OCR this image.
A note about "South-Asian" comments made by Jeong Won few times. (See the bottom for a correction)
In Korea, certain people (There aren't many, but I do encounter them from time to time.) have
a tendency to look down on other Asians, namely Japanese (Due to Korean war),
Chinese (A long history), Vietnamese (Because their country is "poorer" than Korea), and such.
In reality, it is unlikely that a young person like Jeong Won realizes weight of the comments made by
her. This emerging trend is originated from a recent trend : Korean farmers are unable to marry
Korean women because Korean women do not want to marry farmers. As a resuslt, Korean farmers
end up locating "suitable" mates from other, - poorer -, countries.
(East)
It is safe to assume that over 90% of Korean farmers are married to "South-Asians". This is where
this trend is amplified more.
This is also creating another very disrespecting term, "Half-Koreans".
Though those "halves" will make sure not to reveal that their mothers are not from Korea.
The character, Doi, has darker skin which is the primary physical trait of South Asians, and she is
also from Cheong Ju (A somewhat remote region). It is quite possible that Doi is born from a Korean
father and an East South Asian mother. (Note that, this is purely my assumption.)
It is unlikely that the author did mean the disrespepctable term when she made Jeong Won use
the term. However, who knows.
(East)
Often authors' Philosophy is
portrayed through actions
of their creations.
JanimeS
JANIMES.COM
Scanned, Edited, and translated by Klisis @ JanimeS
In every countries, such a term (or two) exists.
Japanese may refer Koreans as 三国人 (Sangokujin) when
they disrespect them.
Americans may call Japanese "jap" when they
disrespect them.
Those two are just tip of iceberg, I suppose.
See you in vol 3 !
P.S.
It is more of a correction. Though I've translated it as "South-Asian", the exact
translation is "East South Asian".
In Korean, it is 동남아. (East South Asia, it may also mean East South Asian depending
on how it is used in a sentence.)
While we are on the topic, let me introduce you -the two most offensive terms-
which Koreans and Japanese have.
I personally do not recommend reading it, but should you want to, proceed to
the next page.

****************

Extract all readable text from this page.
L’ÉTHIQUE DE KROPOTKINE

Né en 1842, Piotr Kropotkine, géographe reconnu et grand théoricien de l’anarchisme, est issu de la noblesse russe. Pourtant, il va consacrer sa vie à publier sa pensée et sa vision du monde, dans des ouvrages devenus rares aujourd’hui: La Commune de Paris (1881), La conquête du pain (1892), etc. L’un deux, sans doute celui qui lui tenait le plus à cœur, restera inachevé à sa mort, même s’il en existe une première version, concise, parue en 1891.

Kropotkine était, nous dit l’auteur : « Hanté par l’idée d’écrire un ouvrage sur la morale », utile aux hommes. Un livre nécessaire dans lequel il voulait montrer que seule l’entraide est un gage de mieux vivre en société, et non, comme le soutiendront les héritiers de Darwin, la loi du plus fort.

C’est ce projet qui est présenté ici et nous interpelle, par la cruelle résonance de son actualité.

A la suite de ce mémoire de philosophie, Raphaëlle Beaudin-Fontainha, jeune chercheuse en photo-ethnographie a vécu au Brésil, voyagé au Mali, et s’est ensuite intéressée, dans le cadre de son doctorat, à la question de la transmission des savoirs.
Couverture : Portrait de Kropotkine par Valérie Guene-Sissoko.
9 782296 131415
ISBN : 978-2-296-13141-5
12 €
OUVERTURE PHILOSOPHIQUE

****************

* [GOAL] Filter the listing above by the word "Japanese"; copy each line that passes.

* [TASK ANSWER]
a tendency to look down on other Asians, namely Japanese (Due to Korean war),
Japanese may refer Koreans as 三国人 (Sangokujin) when
Americans may call Japanese "jap" when they
which Koreans and Japanese have.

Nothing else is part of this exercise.